Dataset rows about figures
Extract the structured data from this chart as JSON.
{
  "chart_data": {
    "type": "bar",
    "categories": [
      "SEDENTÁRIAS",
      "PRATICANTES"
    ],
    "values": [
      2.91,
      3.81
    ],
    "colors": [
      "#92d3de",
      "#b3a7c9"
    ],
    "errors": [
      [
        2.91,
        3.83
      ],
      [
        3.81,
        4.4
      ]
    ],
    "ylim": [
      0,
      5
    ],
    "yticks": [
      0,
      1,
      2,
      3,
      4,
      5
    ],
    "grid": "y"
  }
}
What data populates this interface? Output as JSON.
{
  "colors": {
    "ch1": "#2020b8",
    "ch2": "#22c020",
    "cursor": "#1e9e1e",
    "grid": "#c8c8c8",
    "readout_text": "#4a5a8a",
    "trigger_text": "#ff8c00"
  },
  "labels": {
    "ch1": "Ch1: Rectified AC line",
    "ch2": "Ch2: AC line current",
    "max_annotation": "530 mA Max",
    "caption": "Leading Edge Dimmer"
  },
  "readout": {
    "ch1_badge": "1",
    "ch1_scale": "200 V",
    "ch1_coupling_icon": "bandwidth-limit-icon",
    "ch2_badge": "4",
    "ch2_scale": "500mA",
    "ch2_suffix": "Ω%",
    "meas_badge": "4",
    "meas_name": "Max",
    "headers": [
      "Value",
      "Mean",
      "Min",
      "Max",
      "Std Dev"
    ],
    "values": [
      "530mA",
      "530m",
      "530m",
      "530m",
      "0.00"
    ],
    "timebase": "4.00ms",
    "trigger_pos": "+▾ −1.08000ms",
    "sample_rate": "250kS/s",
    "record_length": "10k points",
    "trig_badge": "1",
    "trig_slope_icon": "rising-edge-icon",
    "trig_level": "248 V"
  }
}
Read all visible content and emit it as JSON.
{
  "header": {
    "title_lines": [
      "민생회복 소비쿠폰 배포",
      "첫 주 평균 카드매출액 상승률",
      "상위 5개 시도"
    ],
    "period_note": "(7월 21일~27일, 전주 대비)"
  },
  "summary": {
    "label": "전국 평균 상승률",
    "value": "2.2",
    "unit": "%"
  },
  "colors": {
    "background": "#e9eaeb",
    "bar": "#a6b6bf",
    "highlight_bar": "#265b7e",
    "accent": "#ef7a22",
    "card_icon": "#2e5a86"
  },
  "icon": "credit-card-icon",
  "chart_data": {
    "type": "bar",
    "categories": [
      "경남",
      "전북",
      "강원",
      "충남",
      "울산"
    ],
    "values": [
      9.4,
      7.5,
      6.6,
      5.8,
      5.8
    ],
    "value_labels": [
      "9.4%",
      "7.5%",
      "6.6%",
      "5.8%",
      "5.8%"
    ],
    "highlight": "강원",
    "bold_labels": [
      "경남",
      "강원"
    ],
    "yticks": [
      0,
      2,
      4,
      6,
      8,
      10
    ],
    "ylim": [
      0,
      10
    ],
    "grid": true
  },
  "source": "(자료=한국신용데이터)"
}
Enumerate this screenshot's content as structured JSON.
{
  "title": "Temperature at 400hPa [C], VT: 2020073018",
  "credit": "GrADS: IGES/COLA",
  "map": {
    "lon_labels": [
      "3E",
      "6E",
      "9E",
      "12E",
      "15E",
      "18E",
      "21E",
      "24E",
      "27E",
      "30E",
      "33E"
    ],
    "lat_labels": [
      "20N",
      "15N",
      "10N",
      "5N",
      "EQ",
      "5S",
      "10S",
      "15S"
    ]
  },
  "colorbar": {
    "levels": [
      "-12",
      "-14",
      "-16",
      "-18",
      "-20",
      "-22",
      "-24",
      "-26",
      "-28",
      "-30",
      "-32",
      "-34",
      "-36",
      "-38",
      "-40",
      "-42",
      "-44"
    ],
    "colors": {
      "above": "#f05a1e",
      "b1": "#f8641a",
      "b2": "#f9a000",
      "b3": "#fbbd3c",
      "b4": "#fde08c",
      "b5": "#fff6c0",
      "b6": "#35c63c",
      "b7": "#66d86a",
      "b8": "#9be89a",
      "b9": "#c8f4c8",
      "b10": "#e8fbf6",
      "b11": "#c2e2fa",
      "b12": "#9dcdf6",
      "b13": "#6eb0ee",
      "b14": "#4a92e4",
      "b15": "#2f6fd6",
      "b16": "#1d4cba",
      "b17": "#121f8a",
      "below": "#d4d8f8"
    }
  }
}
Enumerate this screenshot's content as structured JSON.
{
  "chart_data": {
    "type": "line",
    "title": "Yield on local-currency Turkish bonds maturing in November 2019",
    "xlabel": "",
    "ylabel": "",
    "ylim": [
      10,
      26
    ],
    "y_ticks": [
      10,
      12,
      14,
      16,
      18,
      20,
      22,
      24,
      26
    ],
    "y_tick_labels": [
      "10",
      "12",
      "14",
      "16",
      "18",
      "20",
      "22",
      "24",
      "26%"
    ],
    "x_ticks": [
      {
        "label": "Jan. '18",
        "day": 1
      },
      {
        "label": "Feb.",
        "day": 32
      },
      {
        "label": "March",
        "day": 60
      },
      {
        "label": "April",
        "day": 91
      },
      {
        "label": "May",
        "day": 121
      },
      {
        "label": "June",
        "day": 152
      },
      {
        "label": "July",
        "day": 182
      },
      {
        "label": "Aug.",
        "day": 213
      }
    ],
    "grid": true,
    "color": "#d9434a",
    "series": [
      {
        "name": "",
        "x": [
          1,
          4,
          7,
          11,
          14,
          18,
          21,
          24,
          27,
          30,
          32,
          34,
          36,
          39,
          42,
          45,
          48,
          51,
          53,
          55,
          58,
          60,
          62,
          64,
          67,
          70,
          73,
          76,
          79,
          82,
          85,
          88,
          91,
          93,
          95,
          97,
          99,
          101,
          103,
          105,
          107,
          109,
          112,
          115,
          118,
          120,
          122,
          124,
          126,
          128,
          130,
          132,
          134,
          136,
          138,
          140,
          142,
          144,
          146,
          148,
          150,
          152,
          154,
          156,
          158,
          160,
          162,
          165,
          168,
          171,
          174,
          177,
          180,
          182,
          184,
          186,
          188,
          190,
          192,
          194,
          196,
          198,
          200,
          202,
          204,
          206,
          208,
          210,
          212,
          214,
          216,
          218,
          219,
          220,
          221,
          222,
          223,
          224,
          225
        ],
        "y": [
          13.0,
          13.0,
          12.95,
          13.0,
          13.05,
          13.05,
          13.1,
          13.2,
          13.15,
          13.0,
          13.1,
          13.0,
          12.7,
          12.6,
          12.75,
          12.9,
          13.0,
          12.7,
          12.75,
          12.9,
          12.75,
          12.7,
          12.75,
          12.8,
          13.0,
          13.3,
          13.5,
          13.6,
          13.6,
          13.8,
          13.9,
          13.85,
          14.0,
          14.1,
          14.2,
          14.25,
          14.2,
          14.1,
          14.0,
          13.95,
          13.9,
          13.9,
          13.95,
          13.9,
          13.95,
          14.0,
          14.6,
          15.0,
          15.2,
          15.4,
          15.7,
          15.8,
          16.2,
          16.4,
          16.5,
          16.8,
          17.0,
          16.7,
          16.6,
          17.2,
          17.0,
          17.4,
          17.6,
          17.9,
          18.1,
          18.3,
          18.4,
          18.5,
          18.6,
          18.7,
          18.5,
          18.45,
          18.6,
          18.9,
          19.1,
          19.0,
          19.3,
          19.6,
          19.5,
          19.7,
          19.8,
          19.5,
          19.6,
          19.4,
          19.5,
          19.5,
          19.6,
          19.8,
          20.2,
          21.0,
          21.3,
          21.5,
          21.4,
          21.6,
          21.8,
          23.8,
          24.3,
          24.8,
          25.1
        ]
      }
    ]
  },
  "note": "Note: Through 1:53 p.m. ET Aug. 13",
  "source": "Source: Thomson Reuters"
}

Exercise description:
Write out every record shown above, word for word.

Exercise response:
Extract the structured data from this chart as JSON.
{
  "chart_data": {
    "type": "bar",
    "categories": [
      "SEDENTÁRIAS",
      "PRATICANTES"
    ],
    "values": [
      2.91,
      3.81
    ],
    "colors": [
      "#92d3de",
      "#b3a7c9"
    ],
    "errors": [
      [
        2.91,
        3.83
      ],
      [
        3.81,
        4.4
      ]
    ],
    "ylim": [
      0,
      5
    ],
    "yticks": [
      0,
      1,
      2,
      3,
      4,
      5
    ],
    "grid": "y"
  }
}
What data populates this interface? Output as JSON.
{
  "colors": {
    "ch1": "#2020b8",
    "ch2": "#22c020",
    "cursor": "#1e9e1e",
    "grid": "#c8c8c8",
    "readout_text": "#4a5a8a",
    "trigger_text": "#ff8c00"
  },
  "labels": {
    "ch1": "Ch1: Rectified AC line",
    "ch2": "Ch2: AC line current",
    "max_annotation": "530 mA Max",
    "caption": "Leading Edge Dimmer"
  },
  "readout": {
    "ch1_badge": "1",
    "ch1_scale": "200 V",
    "ch1_coupling_icon": "bandwidth-limit-icon",
    "ch2_badge": "4",
    "ch2_scale": "500mA",
    "ch2_suffix": "Ω%",
    "meas_badge": "4",
    "meas_name": "Max",
    "headers": [
      "Value",
      "Mean",
      "Min",
      "Max",
      "Std Dev"
    ],
    "values": [
      "530mA",
      "530m",
      "530m",
      "530m",
      "0.00"
    ],
    "timebase": "4.00ms",
    "trigger_pos": "+▾ −1.08000ms",
    "sample_rate": "250kS/s",
    "record_length": "10k points",
    "trig_badge": "1",
    "trig_slope_icon": "rising-edge-icon",
    "trig_level": "248 V"
  }
}
Read all visible content and emit it as JSON.
{
  "header": {
    "title_lines": [
      "민생회복 소비쿠폰 배포",
      "첫 주 평균 카드매출액 상승률",
      "상위 5개 시도"
    ],
    "period_note": "(7월 21일~27일, 전주 대비)"
  },
  "summary": {
    "label": "전국 평균 상승률",
    "value": "2.2",
    "unit": "%"
  },
  "colors": {
    "background": "#e9eaeb",
    "bar": "#a6b6bf",
    "highlight_bar": "#265b7e",
    "accent": "#ef7a22",
    "card_icon": "#2e5a86"
  },
  "icon": "credit-card-icon",
  "chart_data": {
    "type": "bar",
    "categories": [
      "경남",
      "전북",
      "강원",
      "충남",
      "울산"
    ],
    "values": [
      9.4,
      7.5,
      6.6,
      5.8,
      5.8
    ],
    "value_labels": [
      "9.4%",
      "7.5%",
      "6.6%",
      "5.8%",
      "5.8%"
    ],
    "highlight": "강원",
    "bold_labels": [
      "경남",
      "강원"
    ],
    "yticks": [
      0,
      2,
      4,
      6,
      8,
      10
    ],
    "ylim": [
      0,
      10
    ],
    "grid": true
  },
  "source": "(자료=한국신용데이터)"
}
Enumerate this screenshot's content as structured JSON.
{
  "title": "Temperature at 400hPa [C], VT: 2020073018",
  "credit": "GrADS: IGES/COLA",
  "map": {
    "lon_labels": [
      "3E",
      "6E",
      "9E",
      "12E",
      "15E",
      "18E",
      "21E",
      "24E",
      "27E",
      "30E",
      "33E"
    ],
    "lat_labels": [
      "20N",
      "15N",
      "10N",
      "5N",
      "EQ",
      "5S",
      "10S",
      "15S"
    ]
  },
  "colorbar": {
    "levels": [
      "-12",
      "-14",
      "-16",
      "-18",
      "-20",
      "-22",
      "-24",
      "-26",
      "-28",
      "-30",
      "-32",
      "-34",
      "-36",
      "-38",
      "-40",
      "-42",
      "-44"
    ],
    "colors": {
      "above": "#f05a1e",
      "b1": "#f8641a",
      "b2": "#f9a000",
      "b3": "#fbbd3c",
      "b4": "#fde08c",
      "b5": "#fff6c0",
      "b6": "#35c63c",
      "b7": "#66d86a",
      "b8": "#9be89a",
      "b9": "#c8f4c8",
      "b10": "#e8fbf6",
      "b11": "#c2e2fa",
      "b12": "#9dcdf6",
      "b13": "#6eb0ee",
      "b14": "#4a92e4",
      "b15": "#2f6fd6",
      "b16": "#1d4cba",
      "b17": "#121f8a",
      "below": "#d4d8f8"
    }
  }
}
Enumerate this screenshot's content as structured JSON.
{
  "chart_data": {
    "type": "line",
    "title": "Yield on local-currency Turkish bonds maturing in November 2019",
    "xlabel": "",
    "ylabel": "",
    "ylim": [
      10,
      26
    ],
    "y_ticks": [
      10,
      12,
      14,
      16,
      18,
      20,
      22,
      24,
      26
    ],
    "y_tick_labels": [
      "10",
      "12",
      "14",
      "16",
      "18",
      "20",
      "22",
      "24",
      "26%"
    ],
    "x_ticks": [
      {
        "label": "Jan. '18",
        "day": 1
      },
      {
        "label": "Feb.",
        "day": 32
      },
      {
        "label": "March",
        "day": 60
      },
      {
        "label": "April",
        "day": 91
      },
      {
        "label": "May",
        "day": 121
      },
      {
        "label": "June",
        "day": 152
      },
      {
        "label": "July",
        "day": 182
      },
      {
        "label": "Aug.",
        "day": 213
      }
    ],
    "grid": true,
    "color": "#d9434a",
    "series": [
      {
        "name": "",
        "x": [
          1,
          4,
          7,
          11,
          14,
          18,
          21,
          24,
          27,
          30,
          32,
          34,
          36,
          39,
          42,
          45,
          48,
          51,
          53,
          55,
          58,
          60,
          62,
          64,
          67,
          70,
          73,
          76,
          79,
          82,
          85,
          88,
          91,
          93,
          95,
          97,
          99,
          101,
          103,
          105,
          107,
          109,
          112,
          115,
          118,
          120,
          122,
          124,
          126,
          128,
          130,
          132,
          134,
          136,
          138,
          140,
          142,
          144,
          146,
          148,
          150,
          152,
          154,
          156,
          158,
          160,
          162,
          165,
          168,
          171,
          174,
          177,
          180,
          182,
          184,
          186,
          188,
          190,
          192,
          194,
          196,
          198,
          200,
          202,
          204,
          206,
          208,
          210,
          212,
          214,
          216,
          218,
          219,
          220,
          221,
          222,
          223,
          224,
          225
        ],
        "y": [
          13.0,
          13.0,
          12.95,
          13.0,
          13.05,
          13.05,
          13.1,
          13.2,
          13.15,
          13.0,
          13.1,
          13.0,
          12.7,
          12.6,
          12.75,
          12.9,
          13.0,
          12.7,
          12.75,
          12.9,
          12.75,
          12.7,
          12.75,
          12.8,
          13.0,
          13.3,
          13.5,
          13.6,
          13.6,
          13.8,
          13.9,
          13.85,
          14.0,
          14.1,
          14.2,
          14.25,
          14.2,
          14.1,
          14.0,
          13.95,
          13.9,
          13.9,
          13.95,
          13.9,
          13.95,
          14.0,
          14.6,
          15.0,
          15.2,
          15.4,
          15.7,
          15.8,
          16.2,
          16.4,
          16.5,
          16.8,
          17.0,
          16.7,
          16.6,
          17.2,
          17.0,
          17.4,
          17.6,
          17.9,
          18.1,
          18.3,
          18.4,
          18.5,
          18.6,
          18.7,
          18.5,
          18.45,
          18.6,
          18.9,
          19.1,
          19.0,
          19.3,
          19.6,
          19.5,
          19.7,
          19.8,
          19.5,
          19.6,
          19.4,
          19.5,
          19.5,
          19.6,
          19.8,
          20.2,
          21.0,
          21.3,
          21.5,
          21.4,
          21.6,
          21.8,
          23.8,
          24.3,
          24.8,
          25.1
        ]
      }
    ]
  },
  "note": "Note: Through 1:53 p.m. ET Aug. 13",
  "source": "Source: Thomson Reuters"
}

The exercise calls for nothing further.